- [Texte retenu]
┄┄┄┄┄┄┄┄┄┄
En seconde partie de soirée, le ténor géorgien Badri Maisuradze déçoit dans le rôle de Canio qu'il chante avec un italien défaillant et un phrasé banal, entièrement cantonné dans la nuance forte, au détriment de la psychologie de son personnage. De son côté, Anna Kasyan est une Nedda piquante et fort bien chantée quand Carlos Almaguer offre un Tonio vipérin et menaçant à souhait. Le baryton britannique Charles Rice possède le timbre séducteur et l'accent de velours qui sied au personnage de Silvio, tandis que le ténor italien Giuseppe Tommaso laisse une impression positive en Beppe.
┄┄┄┄┄┄┄┄┄┄
- [Données brutes]
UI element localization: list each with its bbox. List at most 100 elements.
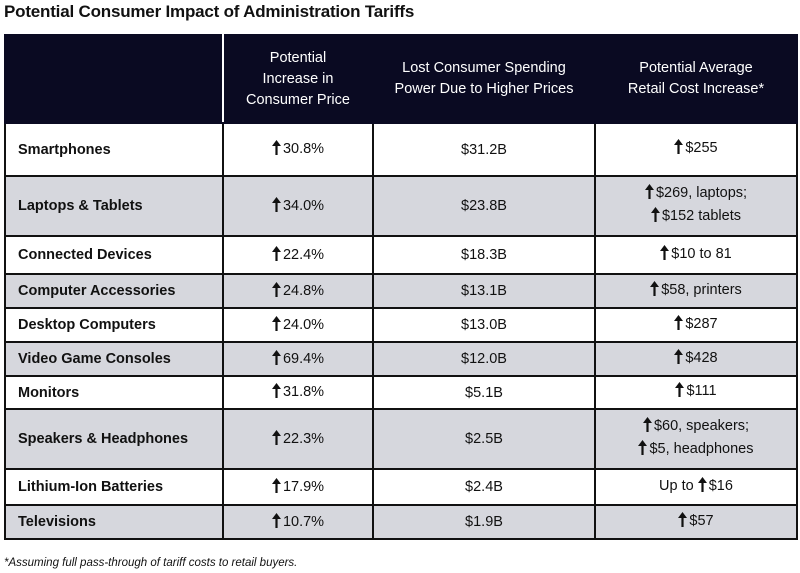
┄┄┄┄┄┄┄┄┄┄
- [Consigne donnée A] Énumérez tous les interprètes cités dans le texte retenu, en indiquant pour chacun le rôle qu'il chante.
- [Consigne donnée B] D'après le texte retenu, dans quel rôle le baryton britannique Charles Rice se produit-il ?
- [Consigne donnée C] Citez à l'identique le passage du texte retenu allant de « En seconde partie » à « positive en Beppe. ».

- [Résultat final A]
- Badri Maisuradze : Canio
- Anna Kasyan : Nedda
- Carlos Almaguer : Tonio
- Charles Rice : Silvio
- Giuseppe Tommaso : Beppe

- [Résultat final B] Dans le rôle de Silvio.

- [Résultat final C]
En seconde partie de soirée, le ténor géorgien Badri Maisuradze déçoit dans le rôle de Canio qu'il chante avec un italien défaillant et un phrasé banal, entièrement cantonné dans la nuance forte, au détriment de la psychologie de son personnage. De son côté, Anna Kasyan est une Nedda piquante et fort bien chantée quand Carlos Almaguer offre un Tonio vipérin et menaçant à souhait. Le baryton britannique Charles Rice possède le timbre séducteur et l'accent de velours qui sied au personnage de Silvio, tandis que le ténor italien Giuseppe Tommaso laisse une impression positive en Beppe.